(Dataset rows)
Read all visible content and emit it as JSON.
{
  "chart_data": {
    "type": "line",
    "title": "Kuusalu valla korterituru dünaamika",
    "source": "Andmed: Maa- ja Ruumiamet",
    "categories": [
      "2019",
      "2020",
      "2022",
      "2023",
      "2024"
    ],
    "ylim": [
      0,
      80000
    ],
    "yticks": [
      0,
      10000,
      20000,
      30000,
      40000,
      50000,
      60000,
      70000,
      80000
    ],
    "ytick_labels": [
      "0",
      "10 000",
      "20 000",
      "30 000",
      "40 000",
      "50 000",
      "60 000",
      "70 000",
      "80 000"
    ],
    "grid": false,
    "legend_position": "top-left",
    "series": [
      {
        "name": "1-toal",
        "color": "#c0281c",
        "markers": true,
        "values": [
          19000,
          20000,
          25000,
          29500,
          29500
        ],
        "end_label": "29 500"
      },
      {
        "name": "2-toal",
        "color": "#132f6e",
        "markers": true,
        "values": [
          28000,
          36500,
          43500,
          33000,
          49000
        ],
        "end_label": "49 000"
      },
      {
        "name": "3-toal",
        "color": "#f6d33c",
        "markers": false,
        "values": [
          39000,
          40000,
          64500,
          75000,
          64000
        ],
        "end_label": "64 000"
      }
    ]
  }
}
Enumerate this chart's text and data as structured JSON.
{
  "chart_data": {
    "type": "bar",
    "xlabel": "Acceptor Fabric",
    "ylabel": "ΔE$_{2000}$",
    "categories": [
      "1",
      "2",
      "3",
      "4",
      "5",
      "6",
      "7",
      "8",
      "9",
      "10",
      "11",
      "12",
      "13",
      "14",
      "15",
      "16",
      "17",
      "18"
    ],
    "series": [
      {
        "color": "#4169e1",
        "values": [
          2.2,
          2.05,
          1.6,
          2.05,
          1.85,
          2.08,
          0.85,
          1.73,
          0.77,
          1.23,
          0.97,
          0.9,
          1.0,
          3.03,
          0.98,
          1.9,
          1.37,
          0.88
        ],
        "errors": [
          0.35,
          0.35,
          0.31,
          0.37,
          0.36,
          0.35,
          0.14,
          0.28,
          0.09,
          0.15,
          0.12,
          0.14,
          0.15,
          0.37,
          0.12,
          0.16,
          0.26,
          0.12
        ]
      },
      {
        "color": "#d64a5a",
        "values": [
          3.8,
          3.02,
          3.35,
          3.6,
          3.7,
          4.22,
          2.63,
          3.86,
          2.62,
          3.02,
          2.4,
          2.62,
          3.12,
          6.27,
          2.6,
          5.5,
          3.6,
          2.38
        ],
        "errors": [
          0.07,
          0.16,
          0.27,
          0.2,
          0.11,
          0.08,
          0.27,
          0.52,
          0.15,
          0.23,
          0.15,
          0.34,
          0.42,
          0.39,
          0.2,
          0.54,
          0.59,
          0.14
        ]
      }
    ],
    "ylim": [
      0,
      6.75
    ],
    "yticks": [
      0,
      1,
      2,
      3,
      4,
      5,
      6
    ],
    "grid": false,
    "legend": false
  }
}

**Goal**:
Search the entries for the word "false" and copy every line that has it.

**Solution to this problem**:
    "grid": false,
        "markers": false,
    "grid": false,
    "legend": false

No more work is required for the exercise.